═════ Records to use ═════

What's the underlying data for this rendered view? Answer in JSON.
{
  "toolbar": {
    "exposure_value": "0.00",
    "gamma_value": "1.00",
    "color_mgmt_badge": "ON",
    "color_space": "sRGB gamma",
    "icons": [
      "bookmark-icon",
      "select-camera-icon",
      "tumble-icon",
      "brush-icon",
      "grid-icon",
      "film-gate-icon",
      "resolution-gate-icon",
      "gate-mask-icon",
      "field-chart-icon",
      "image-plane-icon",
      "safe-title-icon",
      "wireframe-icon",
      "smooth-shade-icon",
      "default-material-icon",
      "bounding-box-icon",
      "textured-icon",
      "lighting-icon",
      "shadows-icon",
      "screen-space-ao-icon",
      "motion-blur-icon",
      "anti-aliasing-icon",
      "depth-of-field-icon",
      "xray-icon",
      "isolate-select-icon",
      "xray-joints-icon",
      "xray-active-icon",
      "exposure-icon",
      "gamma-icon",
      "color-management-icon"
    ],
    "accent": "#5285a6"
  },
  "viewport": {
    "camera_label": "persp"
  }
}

═════

Return the material exactly as it stands.

■ Correct result ■
What's the underlying data for this rendered view? Answer in JSON.
{
  "toolbar": {
    "exposure_value": "0.00",
    "gamma_value": "1.00",
    "color_mgmt_badge": "ON",
    "color_space": "sRGB gamma",
    "icons": [
      "bookmark-icon",
      "select-camera-icon",
      "tumble-icon",
      "brush-icon",
      "grid-icon",
      "film-gate-icon",
      "resolution-gate-icon",
      "gate-mask-icon",
      "field-chart-icon",
      "image-plane-icon",
      "safe-title-icon",
      "wireframe-icon",
      "smooth-shade-icon",
      "default-material-icon",
      "bounding-box-icon",
      "textured-icon",
      "lighting-icon",
      "shadows-icon",
      "screen-space-ao-icon",
      "motion-blur-icon",
      "anti-aliasing-icon",
      "depth-of-field-icon",
      "xray-icon",
      "isolate-select-icon",
      "xray-joints-icon",
      "xray-active-icon",
      "exposure-icon",
      "gamma-icon",
      "color-management-icon"
    ],
    "accent": "#5285a6"
  },
  "viewport": {
    "camera_label": "persp"
  }
}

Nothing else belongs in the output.